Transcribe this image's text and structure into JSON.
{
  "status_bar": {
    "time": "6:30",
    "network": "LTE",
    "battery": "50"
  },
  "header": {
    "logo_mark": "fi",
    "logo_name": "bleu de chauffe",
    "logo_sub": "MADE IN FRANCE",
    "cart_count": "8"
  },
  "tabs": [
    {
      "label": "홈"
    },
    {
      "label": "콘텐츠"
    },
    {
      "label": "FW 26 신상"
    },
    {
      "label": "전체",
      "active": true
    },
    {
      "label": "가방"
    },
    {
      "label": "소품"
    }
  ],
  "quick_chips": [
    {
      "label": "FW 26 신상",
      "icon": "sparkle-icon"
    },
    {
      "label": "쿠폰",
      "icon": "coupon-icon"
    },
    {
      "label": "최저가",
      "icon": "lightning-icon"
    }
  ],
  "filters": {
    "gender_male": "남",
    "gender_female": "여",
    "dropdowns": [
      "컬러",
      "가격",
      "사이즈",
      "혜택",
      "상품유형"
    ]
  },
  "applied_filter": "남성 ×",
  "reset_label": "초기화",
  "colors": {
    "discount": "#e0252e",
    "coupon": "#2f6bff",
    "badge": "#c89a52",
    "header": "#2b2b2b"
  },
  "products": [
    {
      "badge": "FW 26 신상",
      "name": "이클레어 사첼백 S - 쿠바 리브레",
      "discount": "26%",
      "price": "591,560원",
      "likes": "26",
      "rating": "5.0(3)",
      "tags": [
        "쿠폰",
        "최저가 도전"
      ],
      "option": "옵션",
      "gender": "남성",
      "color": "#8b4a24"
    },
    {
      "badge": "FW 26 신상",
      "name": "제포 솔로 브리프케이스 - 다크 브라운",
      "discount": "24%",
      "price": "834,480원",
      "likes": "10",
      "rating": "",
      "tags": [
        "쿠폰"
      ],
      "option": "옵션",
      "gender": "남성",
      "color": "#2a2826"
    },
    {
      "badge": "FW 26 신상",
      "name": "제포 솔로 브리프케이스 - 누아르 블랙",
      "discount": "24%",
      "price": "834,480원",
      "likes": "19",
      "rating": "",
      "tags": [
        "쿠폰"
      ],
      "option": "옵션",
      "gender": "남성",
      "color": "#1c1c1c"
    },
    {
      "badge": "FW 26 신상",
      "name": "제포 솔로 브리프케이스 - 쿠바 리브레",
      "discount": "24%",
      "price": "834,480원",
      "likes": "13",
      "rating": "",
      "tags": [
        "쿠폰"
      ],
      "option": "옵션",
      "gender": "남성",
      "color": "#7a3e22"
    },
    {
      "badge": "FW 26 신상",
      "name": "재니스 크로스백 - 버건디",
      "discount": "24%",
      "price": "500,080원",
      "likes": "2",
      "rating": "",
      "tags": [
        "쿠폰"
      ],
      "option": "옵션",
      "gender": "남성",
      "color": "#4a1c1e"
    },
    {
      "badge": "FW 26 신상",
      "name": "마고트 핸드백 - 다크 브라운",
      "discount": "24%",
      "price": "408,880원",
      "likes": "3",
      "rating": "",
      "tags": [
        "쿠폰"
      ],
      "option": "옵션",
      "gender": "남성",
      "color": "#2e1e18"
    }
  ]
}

..........

_Description of the task:_
Copy out the whole listing exactly as written.

_Worked solution:_
Transcribe this image's text and structure into JSON.
{
  "status_bar": {
    "time": "6:30",
    "network": "LTE",
    "battery": "50"
  },
  "header": {
    "logo_mark": "fi",
    "logo_name": "bleu de chauffe",
    "logo_sub": "MADE IN FRANCE",
    "cart_count": "8"
  },
  "tabs": [
    {
      "label": "홈"
    },
    {
      "label": "콘텐츠"
    },
    {
      "label": "FW 26 신상"
    },
    {
      "label": "전체",
      "active": true
    },
    {
      "label": "가방"
    },
    {
      "label": "소품"
    }
  ],
  "quick_chips": [
    {
      "label": "FW 26 신상",
      "icon": "sparkle-icon"
    },
    {
      "label": "쿠폰",
      "icon": "coupon-icon"
    },
    {
      "label": "최저가",
      "icon": "lightning-icon"
    }
  ],
  "filters": {
    "gender_male": "남",
    "gender_female": "여",
    "dropdowns": [
      "컬러",
      "가격",
      "사이즈",
      "혜택",
      "상품유형"
    ]
  },
  "applied_filter": "남성 ×",
  "reset_label": "초기화",
  "colors": {
    "discount": "#e0252e",
    "coupon": "#2f6bff",
    "badge": "#c89a52",
    "header": "#2b2b2b"
  },
  "products": [
    {
      "badge": "FW 26 신상",
      "name": "이클레어 사첼백 S - 쿠바 리브레",
      "discount": "26%",
      "price": "591,560원",
      "likes": "26",
      "rating": "5.0(3)",
      "tags": [
        "쿠폰",
        "최저가 도전"
      ],
      "option": "옵션",
      "gender": "남성",
      "color": "#8b4a24"
    },
    {
      "badge": "FW 26 신상",
      "name": "제포 솔로 브리프케이스 - 다크 브라운",
      "discount": "24%",
      "price": "834,480원",
      "likes": "10",
      "rating": "",
      "tags": [
        "쿠폰"
      ],
      "option": "옵션",
      "gender": "남성",
      "color": "#2a2826"
    },
    {
      "badge": "FW 26 신상",
      "name": "제포 솔로 브리프케이스 - 누아르 블랙",
      "discount": "24%",
      "price": "834,480원",
      "likes": "19",
      "rating": "",
      "tags": [
        "쿠폰"
      ],
      "option": "옵션",
      "gender": "남성",
      "color": "#1c1c1c"
    },
    {
      "badge": "FW 26 신상",
      "name": "제포 솔로 브리프케이스 - 쿠바 리브레",
      "discount": "24%",
      "price": "834,480원",
      "likes": "13",
      "rating": "",
      "tags": [
        "쿠폰"
      ],
      "option": "옵션",
      "gender": "남성",
      "color": "#7a3e22"
    },
    {
      "badge": "FW 26 신상",
      "name": "재니스 크로스백 - 버건디",
      "discount": "24%",
      "price": "500,080원",
      "likes": "2",
      "rating": "",
      "tags": [
        "쿠폰"
      ],
      "option": "옵션",
      "gender": "남성",
      "color": "#4a1c1e"
    },
    {
      "badge": "FW 26 신상",
      "name": "마고트 핸드백 - 다크 브라운",
      "discount": "24%",
      "price": "408,880원",
      "likes": "3",
      "rating": "",
      "tags": [
        "쿠폰"
      ],
      "option": "옵션",
      "gender": "남성",
      "color": "#2e1e18"
    }
  ]
}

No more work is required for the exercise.